Given instruction: Say how many lines of the listing below contain "HBOLBSV", giving the number and nothing else.

################

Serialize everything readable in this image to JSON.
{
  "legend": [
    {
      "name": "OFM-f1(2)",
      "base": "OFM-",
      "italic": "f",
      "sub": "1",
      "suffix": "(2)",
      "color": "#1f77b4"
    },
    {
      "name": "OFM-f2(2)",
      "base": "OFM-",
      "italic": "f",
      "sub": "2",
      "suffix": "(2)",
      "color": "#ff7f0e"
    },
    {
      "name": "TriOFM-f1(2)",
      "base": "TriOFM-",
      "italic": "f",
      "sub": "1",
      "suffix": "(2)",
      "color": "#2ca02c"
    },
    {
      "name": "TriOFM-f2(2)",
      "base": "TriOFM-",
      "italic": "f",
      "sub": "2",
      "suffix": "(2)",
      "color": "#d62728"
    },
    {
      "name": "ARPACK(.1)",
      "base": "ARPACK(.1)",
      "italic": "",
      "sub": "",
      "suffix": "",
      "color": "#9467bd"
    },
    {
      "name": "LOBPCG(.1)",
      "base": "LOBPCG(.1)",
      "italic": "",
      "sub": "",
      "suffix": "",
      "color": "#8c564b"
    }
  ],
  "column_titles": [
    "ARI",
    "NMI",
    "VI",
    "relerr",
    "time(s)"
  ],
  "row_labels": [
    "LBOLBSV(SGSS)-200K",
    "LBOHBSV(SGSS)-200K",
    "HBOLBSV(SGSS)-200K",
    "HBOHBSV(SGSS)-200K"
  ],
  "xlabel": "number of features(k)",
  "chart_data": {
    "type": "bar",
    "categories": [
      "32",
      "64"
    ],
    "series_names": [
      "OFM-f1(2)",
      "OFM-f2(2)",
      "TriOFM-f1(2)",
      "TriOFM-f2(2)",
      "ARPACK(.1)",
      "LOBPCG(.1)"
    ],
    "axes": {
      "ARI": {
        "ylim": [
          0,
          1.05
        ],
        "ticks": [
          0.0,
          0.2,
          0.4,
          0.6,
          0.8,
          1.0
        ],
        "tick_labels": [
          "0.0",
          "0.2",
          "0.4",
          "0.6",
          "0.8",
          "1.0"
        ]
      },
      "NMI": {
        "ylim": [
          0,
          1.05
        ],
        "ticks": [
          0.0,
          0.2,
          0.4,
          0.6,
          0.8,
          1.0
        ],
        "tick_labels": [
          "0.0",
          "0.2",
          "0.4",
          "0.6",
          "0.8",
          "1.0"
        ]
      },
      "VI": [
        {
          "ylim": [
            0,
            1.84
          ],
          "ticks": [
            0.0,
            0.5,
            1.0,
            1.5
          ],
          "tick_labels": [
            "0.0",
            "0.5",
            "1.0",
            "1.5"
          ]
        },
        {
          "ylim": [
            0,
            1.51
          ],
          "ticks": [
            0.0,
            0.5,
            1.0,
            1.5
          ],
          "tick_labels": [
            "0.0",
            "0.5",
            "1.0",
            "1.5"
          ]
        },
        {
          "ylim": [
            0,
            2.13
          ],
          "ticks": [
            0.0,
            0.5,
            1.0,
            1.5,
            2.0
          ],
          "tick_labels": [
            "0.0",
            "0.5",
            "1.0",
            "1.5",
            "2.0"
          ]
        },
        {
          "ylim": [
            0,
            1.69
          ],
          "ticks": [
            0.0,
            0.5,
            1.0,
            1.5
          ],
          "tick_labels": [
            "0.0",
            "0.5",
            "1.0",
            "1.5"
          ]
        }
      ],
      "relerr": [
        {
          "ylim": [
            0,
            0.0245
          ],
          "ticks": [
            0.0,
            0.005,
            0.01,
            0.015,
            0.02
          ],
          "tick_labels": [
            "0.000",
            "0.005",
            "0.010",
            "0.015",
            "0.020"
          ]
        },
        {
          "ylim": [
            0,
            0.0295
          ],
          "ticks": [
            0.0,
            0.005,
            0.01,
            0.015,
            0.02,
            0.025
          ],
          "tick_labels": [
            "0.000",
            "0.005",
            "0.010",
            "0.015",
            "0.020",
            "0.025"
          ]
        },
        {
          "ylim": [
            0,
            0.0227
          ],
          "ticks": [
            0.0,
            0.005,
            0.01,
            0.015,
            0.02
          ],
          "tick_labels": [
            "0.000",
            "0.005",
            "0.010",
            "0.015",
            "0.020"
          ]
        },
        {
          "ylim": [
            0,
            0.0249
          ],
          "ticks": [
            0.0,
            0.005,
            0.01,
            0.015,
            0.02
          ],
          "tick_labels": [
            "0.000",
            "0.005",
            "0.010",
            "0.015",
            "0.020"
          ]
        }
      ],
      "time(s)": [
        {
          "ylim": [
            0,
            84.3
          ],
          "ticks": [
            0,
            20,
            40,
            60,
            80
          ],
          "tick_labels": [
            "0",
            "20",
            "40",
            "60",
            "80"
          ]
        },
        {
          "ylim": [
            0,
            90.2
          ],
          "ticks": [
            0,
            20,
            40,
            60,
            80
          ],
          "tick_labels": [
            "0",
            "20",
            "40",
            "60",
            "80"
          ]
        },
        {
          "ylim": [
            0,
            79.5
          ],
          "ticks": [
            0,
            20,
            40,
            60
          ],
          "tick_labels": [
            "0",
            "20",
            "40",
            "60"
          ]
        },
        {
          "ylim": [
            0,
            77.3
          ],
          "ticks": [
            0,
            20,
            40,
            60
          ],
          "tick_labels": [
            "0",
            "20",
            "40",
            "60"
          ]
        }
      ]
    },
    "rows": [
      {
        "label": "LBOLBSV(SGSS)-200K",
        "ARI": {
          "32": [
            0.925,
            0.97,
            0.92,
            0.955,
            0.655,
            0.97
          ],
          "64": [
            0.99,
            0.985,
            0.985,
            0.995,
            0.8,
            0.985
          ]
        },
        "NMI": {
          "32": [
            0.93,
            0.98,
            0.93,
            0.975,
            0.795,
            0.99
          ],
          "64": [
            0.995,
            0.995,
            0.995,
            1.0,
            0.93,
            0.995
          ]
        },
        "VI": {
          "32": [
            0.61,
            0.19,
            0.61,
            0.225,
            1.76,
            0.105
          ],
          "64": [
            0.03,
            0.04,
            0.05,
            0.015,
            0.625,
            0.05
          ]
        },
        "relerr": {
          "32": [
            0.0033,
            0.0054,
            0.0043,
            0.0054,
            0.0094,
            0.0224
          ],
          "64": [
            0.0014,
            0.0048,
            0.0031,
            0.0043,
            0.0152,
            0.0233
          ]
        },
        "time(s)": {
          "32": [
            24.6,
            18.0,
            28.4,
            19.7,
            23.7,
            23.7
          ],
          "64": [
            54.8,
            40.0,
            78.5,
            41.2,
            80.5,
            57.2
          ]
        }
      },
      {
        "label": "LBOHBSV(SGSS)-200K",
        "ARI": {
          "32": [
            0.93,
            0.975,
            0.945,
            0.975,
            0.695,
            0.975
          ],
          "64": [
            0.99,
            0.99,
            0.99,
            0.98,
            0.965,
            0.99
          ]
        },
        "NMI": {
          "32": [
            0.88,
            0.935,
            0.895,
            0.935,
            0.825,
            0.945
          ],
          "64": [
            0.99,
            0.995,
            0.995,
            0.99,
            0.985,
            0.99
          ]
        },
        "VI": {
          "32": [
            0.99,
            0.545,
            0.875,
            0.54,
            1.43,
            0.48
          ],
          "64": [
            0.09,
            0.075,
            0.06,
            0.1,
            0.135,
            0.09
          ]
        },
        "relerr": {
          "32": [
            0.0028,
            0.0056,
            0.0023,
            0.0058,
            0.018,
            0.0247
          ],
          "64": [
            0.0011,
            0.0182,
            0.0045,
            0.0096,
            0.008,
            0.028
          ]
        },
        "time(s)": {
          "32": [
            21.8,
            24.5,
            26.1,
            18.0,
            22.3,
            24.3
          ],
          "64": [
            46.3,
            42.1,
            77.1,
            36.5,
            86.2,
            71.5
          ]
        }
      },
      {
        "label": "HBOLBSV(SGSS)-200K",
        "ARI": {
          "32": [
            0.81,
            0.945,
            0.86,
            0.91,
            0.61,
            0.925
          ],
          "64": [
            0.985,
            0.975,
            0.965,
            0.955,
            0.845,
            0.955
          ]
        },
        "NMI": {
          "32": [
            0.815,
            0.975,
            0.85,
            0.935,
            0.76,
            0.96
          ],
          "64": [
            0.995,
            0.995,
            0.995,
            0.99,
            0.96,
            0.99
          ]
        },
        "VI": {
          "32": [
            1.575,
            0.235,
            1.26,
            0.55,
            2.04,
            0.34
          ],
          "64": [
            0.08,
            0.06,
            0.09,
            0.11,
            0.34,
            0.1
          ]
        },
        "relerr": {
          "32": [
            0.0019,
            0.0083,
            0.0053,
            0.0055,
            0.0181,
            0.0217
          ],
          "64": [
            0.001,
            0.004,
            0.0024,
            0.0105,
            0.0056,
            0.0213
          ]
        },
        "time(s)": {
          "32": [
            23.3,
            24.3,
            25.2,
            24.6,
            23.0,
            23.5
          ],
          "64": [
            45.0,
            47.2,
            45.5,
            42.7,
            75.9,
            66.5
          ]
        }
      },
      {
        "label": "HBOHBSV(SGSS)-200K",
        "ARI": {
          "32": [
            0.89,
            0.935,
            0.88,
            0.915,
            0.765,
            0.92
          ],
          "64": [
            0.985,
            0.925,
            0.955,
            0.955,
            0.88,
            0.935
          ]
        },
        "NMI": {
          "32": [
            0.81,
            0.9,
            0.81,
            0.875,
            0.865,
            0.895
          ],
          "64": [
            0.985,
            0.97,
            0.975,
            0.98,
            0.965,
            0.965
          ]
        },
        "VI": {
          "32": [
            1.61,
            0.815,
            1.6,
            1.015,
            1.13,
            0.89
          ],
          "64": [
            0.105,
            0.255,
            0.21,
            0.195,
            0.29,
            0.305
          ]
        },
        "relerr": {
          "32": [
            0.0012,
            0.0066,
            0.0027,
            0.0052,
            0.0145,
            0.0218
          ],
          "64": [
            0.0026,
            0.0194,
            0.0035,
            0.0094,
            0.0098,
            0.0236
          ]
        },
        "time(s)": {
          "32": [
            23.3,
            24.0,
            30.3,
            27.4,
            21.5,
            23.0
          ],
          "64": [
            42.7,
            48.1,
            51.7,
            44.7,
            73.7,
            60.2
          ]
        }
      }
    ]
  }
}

################

Answer to this exercise: 2